[Stated problem]: Omit all pictures. Copy the rest of the material exactly.

[Data supplied]:
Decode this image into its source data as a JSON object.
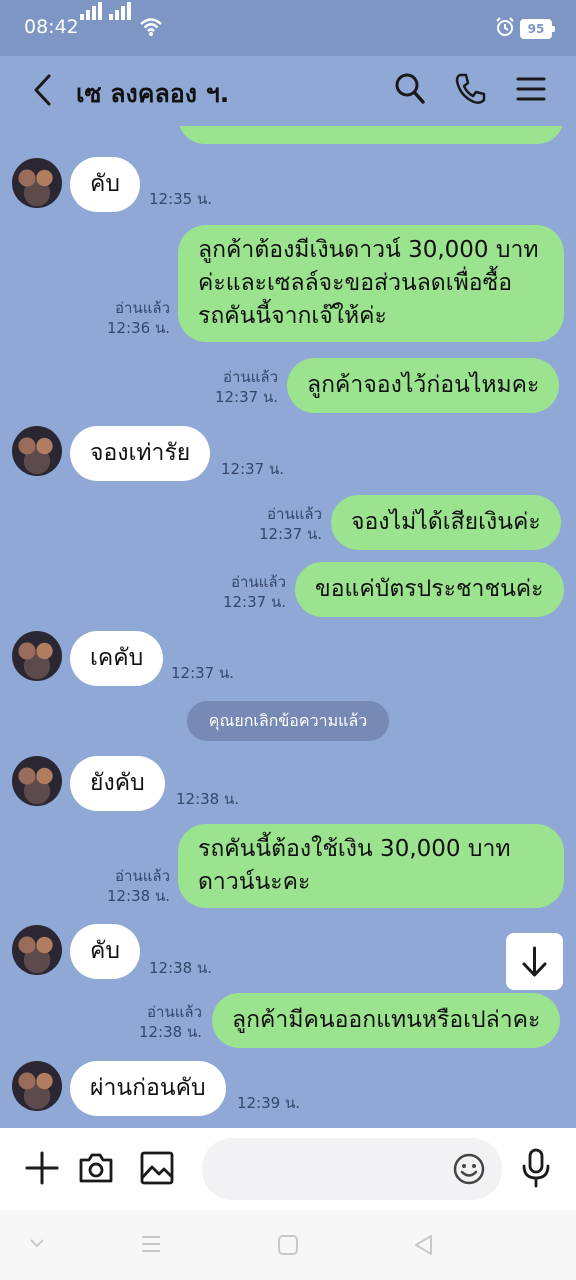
{
  "status": {
    "time": "08:42",
    "battery": "95"
  },
  "header": {
    "title": "เซ ลงคลอง ฯ."
  },
  "messages": [
    {
      "id": "m1",
      "text": "คับ",
      "time": "12:35 น."
    },
    {
      "id": "m2",
      "lines": [
        "ลูกค้าต้องมีเงินดาวน์ 30,000 บาท",
        "ค่ะและเซลล์จะขอส่วนลดเพื่อซื้อ",
        "รถคันนี้จากเจ๊ให้ค่ะ"
      ],
      "read": "อ่านแล้ว",
      "time": "12:36 น."
    },
    {
      "id": "m3",
      "text": "ลูกค้าจองไว้ก่อนไหมคะ",
      "read": "อ่านแล้ว",
      "time": "12:37 น."
    },
    {
      "id": "m4",
      "text": "จองเท่ารัย",
      "time": "12:37 น."
    },
    {
      "id": "m5",
      "text": "จองไม่ได้เสียเงินค่ะ",
      "read": "อ่านแล้ว",
      "time": "12:37 น."
    },
    {
      "id": "m6",
      "text": "ขอแค่บัตรประชาชนค่ะ",
      "read": "อ่านแล้ว",
      "time": "12:37 น."
    },
    {
      "id": "m7",
      "text": "เคคับ",
      "time": "12:37 น."
    },
    {
      "id": "m8",
      "text": "ยังคับ",
      "time": "12:38 น."
    },
    {
      "id": "m9",
      "lines": [
        "รถคันนี้ต้องใช้เงิน 30,000 บาท",
        "ดาวน์นะคะ"
      ],
      "read": "อ่านแล้ว",
      "time": "12:38 น."
    },
    {
      "id": "m10",
      "text": "คับ",
      "time": "12:38 น."
    },
    {
      "id": "m11",
      "text": "ลูกค้ามีคนออกแทนหรือเปล่าคะ",
      "read": "อ่านแล้ว",
      "time": "12:38 น."
    },
    {
      "id": "m12",
      "text": "ผ่านก่อนคับ",
      "time": "12:39 น."
    }
  ],
  "system_notice": "คุณยกเลิกข้อความแล้ว",
  "composer": {
    "placeholder": ""
  },
  "icons": [
    "back-icon",
    "search-icon",
    "phone-icon",
    "menu-icon",
    "plus-icon",
    "camera-icon",
    "image-icon",
    "emoji-icon",
    "mic-icon",
    "arrow-down-icon"
  ],
  "colors": {
    "background": "#8fa8d6",
    "outgoing_bubble": "#9be38e",
    "incoming_bubble": "#ffffff"
  }
}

[In response]:
Decode this image into its source data as a JSON object.
{
  "status": {
    "time": "08:42",
    "battery": "95"
  },
  "header": {
    "title": "เซ ลงคลอง ฯ."
  },
  "messages": [
    {
      "id": "m1",
      "text": "คับ",
      "time": "12:35 น."
    },
    {
      "id": "m2",
      "lines": [
        "ลูกค้าต้องมีเงินดาวน์ 30,000 บาท",
        "ค่ะและเซลล์จะขอส่วนลดเพื่อซื้อ",
        "รถคันนี้จากเจ๊ให้ค่ะ"
      ],
      "read": "อ่านแล้ว",
      "time": "12:36 น."
    },
    {
      "id": "m3",
      "text": "ลูกค้าจองไว้ก่อนไหมคะ",
      "read": "อ่านแล้ว",
      "time": "12:37 น."
    },
    {
      "id": "m4",
      "text": "จองเท่ารัย",
      "time": "12:37 น."
    },
    {
      "id": "m5",
      "text": "จองไม่ได้เสียเงินค่ะ",
      "read": "อ่านแล้ว",
      "time": "12:37 น."
    },
    {
      "id": "m6",
      "text": "ขอแค่บัตรประชาชนค่ะ",
      "read": "อ่านแล้ว",
      "time": "12:37 น."
    },
    {
      "id": "m7",
      "text": "เคคับ",
      "time": "12:37 น."
    },
    {
      "id": "m8",
      "text": "ยังคับ",
      "time": "12:38 น."
    },
    {
      "id": "m9",
      "lines": [
        "รถคันนี้ต้องใช้เงิน 30,000 บาท",
        "ดาวน์นะคะ"
      ],
      "read": "อ่านแล้ว",
      "time": "12:38 น."
    },
    {
      "id": "m10",
      "text": "คับ",
      "time": "12:38 น."
    },
    {
      "id": "m11",
      "text": "ลูกค้ามีคนออกแทนหรือเปล่าคะ",
      "read": "อ่านแล้ว",
      "time": "12:38 น."
    },
    {
      "id": "m12",
      "text": "ผ่านก่อนคับ",
      "time": "12:39 น."
    }
  ],
  "system_notice": "คุณยกเลิกข้อความแล้ว",
  "composer": {
    "placeholder": ""
  },
  "icons": [
    "back-icon",
    "search-icon",
    "phone-icon",
    "menu-icon",
    "plus-icon",
    "camera-icon",
    "image-icon",
    "emoji-icon",
    "mic-icon",
    "arrow-down-icon"
  ],
  "colors": {
    "background": "#8fa8d6",
    "outgoing_bubble": "#9be38e",
    "incoming_bubble": "#ffffff"
  }
}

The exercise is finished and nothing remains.